SHORT TASK
Find and copy lines holding "语文巨人的花园说课稿范文".

►

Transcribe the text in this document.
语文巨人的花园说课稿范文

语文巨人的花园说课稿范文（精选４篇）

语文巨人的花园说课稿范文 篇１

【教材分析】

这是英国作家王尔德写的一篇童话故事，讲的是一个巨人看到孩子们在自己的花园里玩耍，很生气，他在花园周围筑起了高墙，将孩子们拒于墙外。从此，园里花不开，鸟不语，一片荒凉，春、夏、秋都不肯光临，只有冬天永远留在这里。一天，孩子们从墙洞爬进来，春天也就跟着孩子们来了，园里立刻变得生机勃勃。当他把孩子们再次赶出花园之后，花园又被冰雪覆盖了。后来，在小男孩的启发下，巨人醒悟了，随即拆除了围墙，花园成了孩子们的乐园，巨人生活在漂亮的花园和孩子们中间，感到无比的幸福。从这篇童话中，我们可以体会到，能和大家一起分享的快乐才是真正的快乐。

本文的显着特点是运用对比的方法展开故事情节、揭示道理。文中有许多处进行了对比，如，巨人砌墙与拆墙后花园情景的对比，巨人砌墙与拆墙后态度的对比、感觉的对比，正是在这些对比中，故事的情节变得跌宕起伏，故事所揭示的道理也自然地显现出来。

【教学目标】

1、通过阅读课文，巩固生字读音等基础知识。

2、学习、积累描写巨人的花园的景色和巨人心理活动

◄

SOLVED PROBLEM
语文巨人的花园说课稿范文
语文巨人的花园说课稿范文（精选４篇）
语文巨人的花园说课稿范文 篇１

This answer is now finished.